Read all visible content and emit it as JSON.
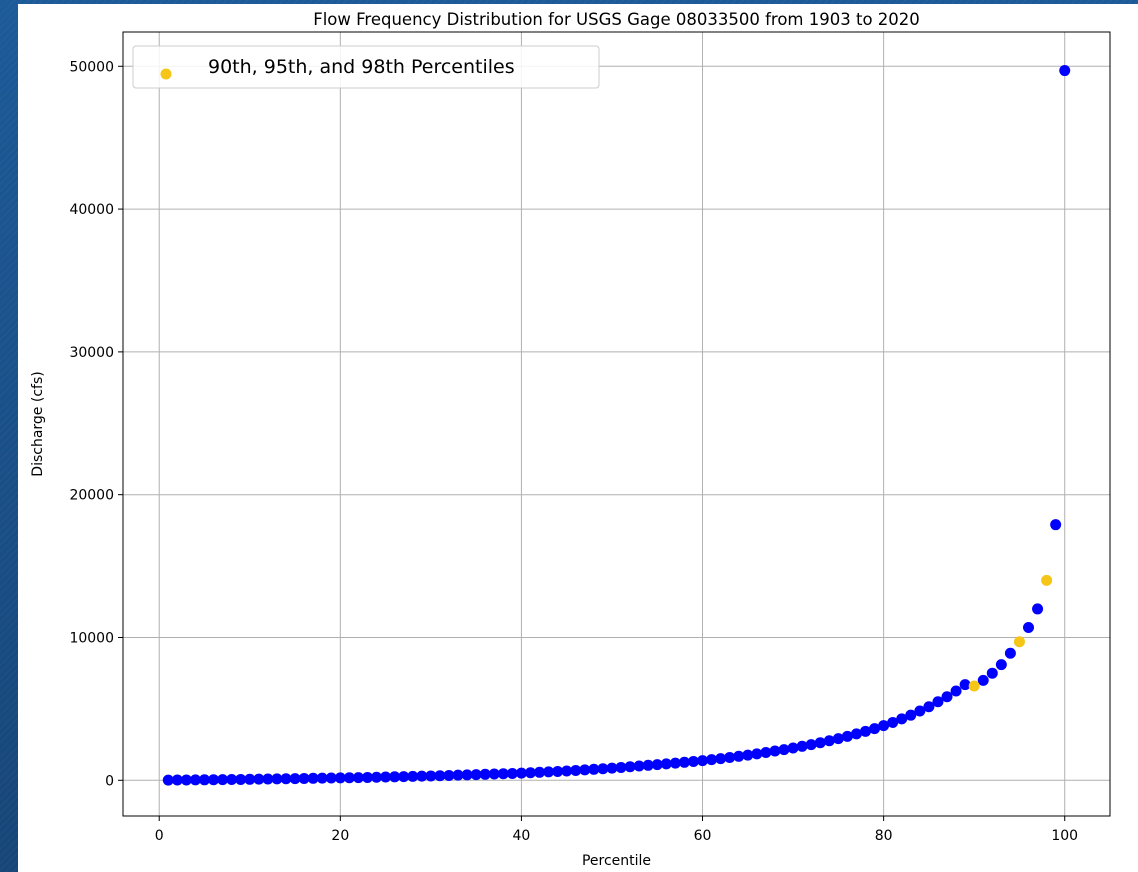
{
  "colors": {
    "background": "#1b4f8a",
    "series": "#0000ff",
    "highlight": "#f5c518",
    "grid": "#b0b0b0"
  },
  "chart_data": {
    "type": "scatter",
    "title": "Flow Frequency Distribution for USGS Gage 08033500 from 1903 to 2020",
    "xlabel": "Percentile",
    "ylabel": "Discharge (cfs)",
    "xlim": [
      -4,
      105
    ],
    "ylim": [
      -2500,
      52400
    ],
    "xticks": [
      0,
      20,
      40,
      60,
      80,
      100
    ],
    "yticks": [
      0,
      10000,
      20000,
      30000,
      40000,
      50000
    ],
    "grid": true,
    "legend": {
      "placement": "top-left",
      "entries": [
        "90th, 95th, and 98th Percentiles"
      ]
    },
    "series": [
      {
        "name": "",
        "color": "#0000ff",
        "x": [
          1,
          2,
          3,
          4,
          5,
          6,
          7,
          8,
          9,
          10,
          11,
          12,
          13,
          14,
          15,
          16,
          17,
          18,
          19,
          20,
          21,
          22,
          23,
          24,
          25,
          26,
          27,
          28,
          29,
          30,
          31,
          32,
          33,
          34,
          35,
          36,
          37,
          38,
          39,
          40,
          41,
          42,
          43,
          44,
          45,
          46,
          47,
          48,
          49,
          50,
          51,
          52,
          53,
          54,
          55,
          56,
          57,
          58,
          59,
          60,
          61,
          62,
          63,
          64,
          65,
          66,
          67,
          68,
          69,
          70,
          71,
          72,
          73,
          74,
          75,
          76,
          77,
          78,
          79,
          80,
          81,
          82,
          83,
          84,
          85,
          86,
          87,
          88,
          89,
          91,
          92,
          93,
          94,
          96,
          97,
          99,
          100
        ],
        "y": [
          10,
          20,
          25,
          30,
          35,
          40,
          45,
          55,
          60,
          70,
          80,
          90,
          100,
          110,
          120,
          130,
          140,
          150,
          160,
          170,
          180,
          190,
          200,
          215,
          230,
          245,
          260,
          275,
          290,
          305,
          320,
          340,
          360,
          380,
          400,
          420,
          440,
          460,
          480,
          500,
          530,
          560,
          590,
          620,
          650,
          690,
          730,
          770,
          810,
          850,
          900,
          950,
          1000,
          1050,
          1100,
          1150,
          1200,
          1260,
          1320,
          1380,
          1450,
          1520,
          1600,
          1680,
          1760,
          1850,
          1950,
          2050,
          2150,
          2260,
          2380,
          2500,
          2630,
          2770,
          2920,
          3080,
          3250,
          3430,
          3620,
          3830,
          4050,
          4300,
          4560,
          4850,
          5150,
          5500,
          5850,
          6250,
          6700,
          7000,
          7500,
          8100,
          8900,
          10700,
          12000,
          17900,
          49700
        ]
      },
      {
        "name": "90th, 95th, and 98th Percentiles",
        "color": "#f5c518",
        "x": [
          90,
          95,
          98
        ],
        "y": [
          6600,
          9700,
          14000
        ]
      }
    ]
  }
}
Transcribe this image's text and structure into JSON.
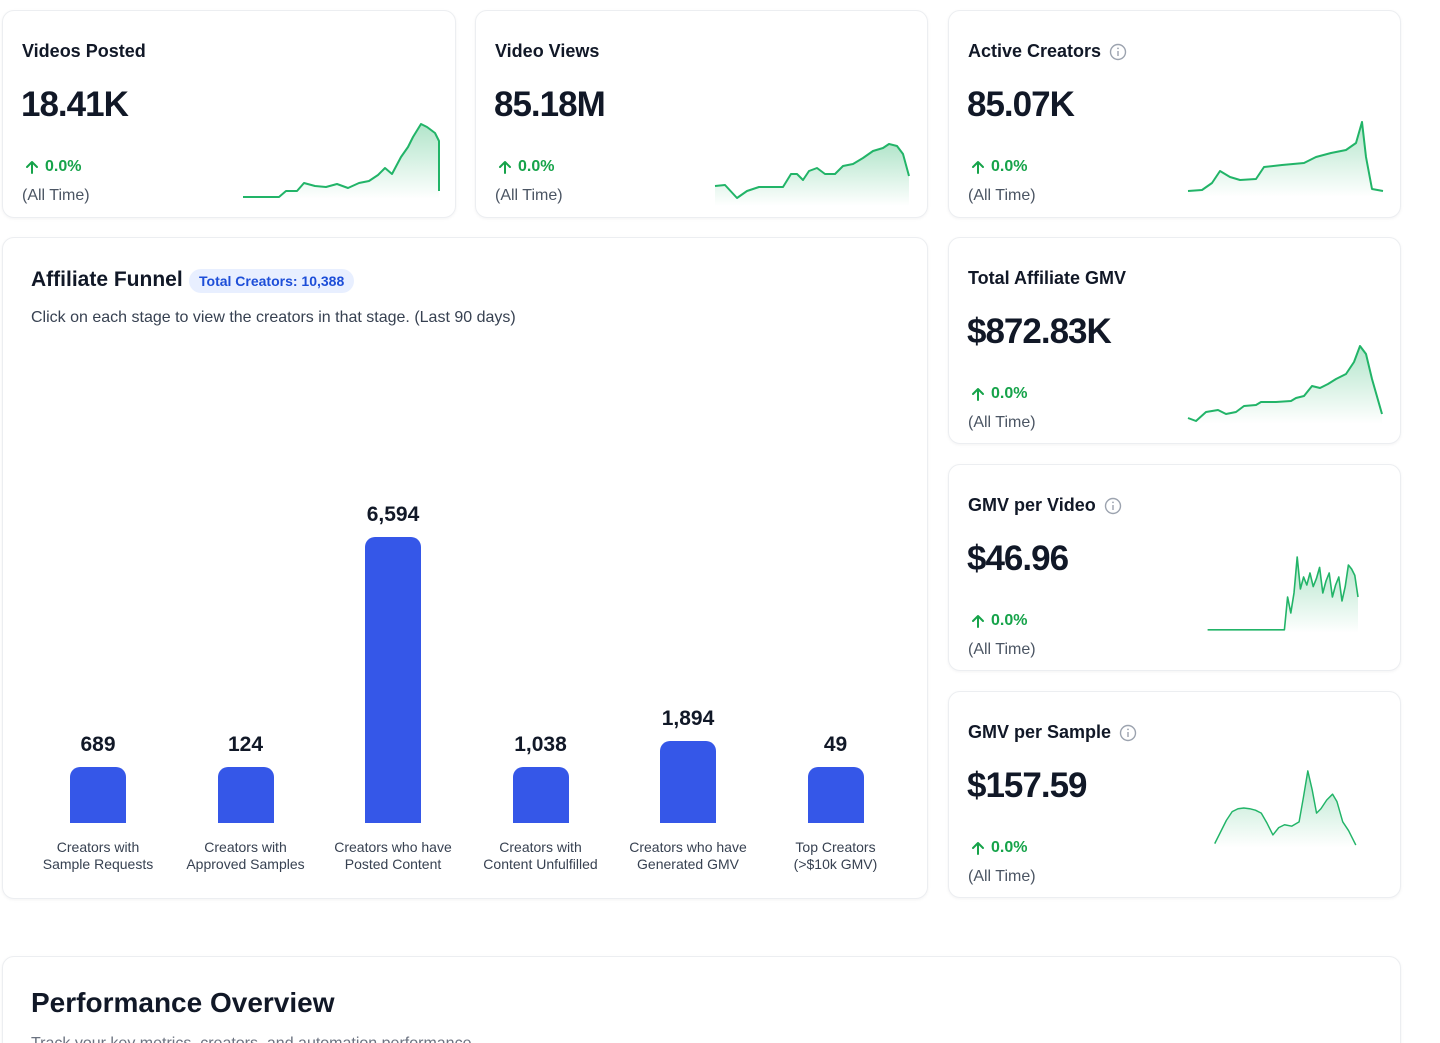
{
  "metrics": [
    {
      "title": "Videos Posted",
      "value": "18.41K",
      "change": "0.0%",
      "period": "(All Time)",
      "has_info": false
    },
    {
      "title": "Video Views",
      "value": "85.18M",
      "change": "0.0%",
      "period": "(All Time)",
      "has_info": false
    },
    {
      "title": "Active Creators",
      "value": "85.07K",
      "change": "0.0%",
      "period": "(All Time)",
      "has_info": true
    },
    {
      "title": "Total Affiliate GMV",
      "value": "$872.83K",
      "change": "0.0%",
      "period": "(All Time)",
      "has_info": false
    },
    {
      "title": "GMV per Video",
      "value": "$46.96",
      "change": "0.0%",
      "period": "(All Time)",
      "has_info": true
    },
    {
      "title": "GMV per Sample",
      "value": "$157.59",
      "change": "0.0%",
      "period": "(All Time)",
      "has_info": true
    }
  ],
  "funnel": {
    "title": "Affiliate Funnel",
    "badge": "Total Creators: 10,388",
    "subtitle": "Click on each stage to view the creators in that stage. (Last 90 days)"
  },
  "chart_data": {
    "type": "bar",
    "categories": [
      "Creators with\nSample Requests",
      "Creators with\nApproved Samples",
      "Creators who have\nPosted Content",
      "Creators with\nContent Unfulfilled",
      "Creators who have\nGenerated GMV",
      "Top Creators\n(>$10k GMV)"
    ],
    "values": [
      689,
      124,
      6594,
      1038,
      1894,
      49
    ],
    "value_labels": [
      "689",
      "124",
      "6,594",
      "1,038",
      "1,894",
      "49"
    ],
    "title": "",
    "xlabel": "",
    "ylabel": "",
    "grid": false,
    "bar_color": "#3557e8"
  },
  "performance": {
    "title": "Performance Overview",
    "subtitle": "Track your key metrics, creators, and automation performance"
  },
  "colors": {
    "accent": "#3557e8",
    "positive": "#16a34a",
    "sparkline": "#22b468",
    "badge_bg": "#e8efff",
    "badge_text": "#1d4ed8"
  },
  "icons": {
    "info": "info-icon",
    "trend": "arrow-up-icon"
  }
}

= = =

WHAT TO DO:
Quote all of the entries word for word, omitting any pictures.

FULL ANSWER:
Read all visible content and emit it as JSON.
{
  "colors": {
    "background": "#1b4f8a",
    "series": "#0000ff",
    "highlight": "#f5c518",
    "grid": "#b0b0b0"
  },
  "chart_data": {
    "type": "scatter",
    "title": "Flow Frequency Distribution for USGS Gage 08033500 from 1903 to 2020",
    "xlabel": "Percentile",
    "ylabel": "Discharge (cfs)",
    "xlim": [
      -4,
      105
    ],
    "ylim": [
      -2500,
      52400
    ],
    "xticks": [
      0,
      20,
      40,
      60,
      80,
      100
    ],
    "yticks": [
      0,
      10000,
      20000,
      30000,
      40000,
      50000
    ],
    "grid": true,
    "legend": {
      "placement": "top-left",
      "entries": [
        "90th, 95th, and 98th Percentiles"
      ]
    },
    "series": [
      {
        "name": "",
        "color": "#0000ff",
        "x": [
          1,
          2,
          3,
          4,
          5,
          6,
          7,
          8,
          9,
          10,
          11,
          12,
          13,
          14,
          15,
          16,
          17,
          18,
          19,
          20,
          21,
          22,
          23,
          24,
          25,
          26,
          27,
          28,
          29,
          30,
          31,
          32,
          33,
          34,
          35,
          36,
          37,
          38,
          39,
          40,
          41,
          42,
          43,
          44,
          45,
          46,
          47,
          48,
          49,
          50,
          51,
          52,
          53,
          54,
          55,
          56,
          57,
          58,
          59,
          60,
          61,
          62,
          63,
          64,
          65,
          66,
          67,
          68,
          69,
          70,
          71,
          72,
          73,
          74,
          75,
          76,
          77,
          78,
          79,
          80,
          81,
          82,
          83,
          84,
          85,
          86,
          87,
          88,
          89,
          91,
          92,
          93,
          94,
          96,
          97,
          99,
          100
        ],
        "y": [
          10,
          20,
          25,
          30,
          35,
          40,
          45,
          55,
          60,
          70,
          80,
          90,
          100,
          110,
          120,
          130,
          140,
          150,
          160,
          170,
          180,
          190,
          200,
          215,
          230,
          245,
          260,
          275,
          290,
          305,
          320,
          340,
          360,
          380,
          400,
          420,
          440,
          460,
          480,
          500,
          530,
          560,
          590,
          620,
          650,
          690,
          730,
          770,
          810,
          850,
          900,
          950,
          1000,
          1050,
          1100,
          1150,
          1200,
          1260,
          1320,
          1380,
          1450,
          1520,
          1600,
          1680,
          1760,
          1850,
          1950,
          2050,
          2150,
          2260,
          2380,
          2500,
          2630,
          2770,
          2920,
          3080,
          3250,
          3430,
          3620,
          3830,
          4050,
          4300,
          4560,
          4850,
          5150,
          5500,
          5850,
          6250,
          6700,
          7000,
          7500,
          8100,
          8900,
          10700,
          12000,
          17900,
          49700
        ]
      },
      {
        "name": "90th, 95th, and 98th Percentiles",
        "color": "#f5c518",
        "x": [
          90,
          95,
          98
        ],
        "y": [
          6600,
          9700,
          14000
        ]
      }
    ]
  }
}
Transcribe this image's text and structure into JSON.
{
  "metrics": [
    {
      "title": "Videos Posted",
      "value": "18.41K",
      "change": "0.0%",
      "period": "(All Time)",
      "has_info": false
    },
    {
      "title": "Video Views",
      "value": "85.18M",
      "change": "0.0%",
      "period": "(All Time)",
      "has_info": false
    },
    {
      "title": "Active Creators",
      "value": "85.07K",
      "change": "0.0%",
      "period": "(All Time)",
      "has_info": true
    },
    {
      "title": "Total Affiliate GMV",
      "value": "$872.83K",
      "change": "0.0%",
      "period": "(All Time)",
      "has_info": false
    },
    {
      "title": "GMV per Video",
      "value": "$46.96",
      "change": "0.0%",
      "period": "(All Time)",
      "has_info": true
    },
    {
      "title": "GMV per Sample",
      "value": "$157.59",
      "change": "0.0%",
      "period": "(All Time)",
      "has_info": true
    }
  ],
  "funnel": {
    "title": "Affiliate Funnel",
    "badge": "Total Creators: 10,388",
    "subtitle": "Click on each stage to view the creators in that stage. (Last 90 days)"
  },
  "chart_data": {
    "type": "bar",
    "categories": [
      "Creators with\nSample Requests",
      "Creators with\nApproved Samples",
      "Creators who have\nPosted Content",
      "Creators with\nContent Unfulfilled",
      "Creators who have\nGenerated GMV",
      "Top Creators\n(>$10k GMV)"
    ],
    "values": [
      689,
      124,
      6594,
      1038,
      1894,
      49
    ],
    "value_labels": [
      "689",
      "124",
      "6,594",
      "1,038",
      "1,894",
      "49"
    ],
    "title": "",
    "xlabel": "",
    "ylabel": "",
    "grid": false,
    "bar_color": "#3557e8"
  },
  "performance": {
    "title": "Performance Overview",
    "subtitle": "Track your key metrics, creators, and automation performance"
  },
  "colors": {
    "accent": "#3557e8",
    "positive": "#16a34a",
    "sparkline": "#22b468",
    "badge_bg": "#e8efff",
    "badge_text": "#1d4ed8"
  },
  "icons": {
    "info": "info-icon",
    "trend": "arrow-up-icon"
  }
}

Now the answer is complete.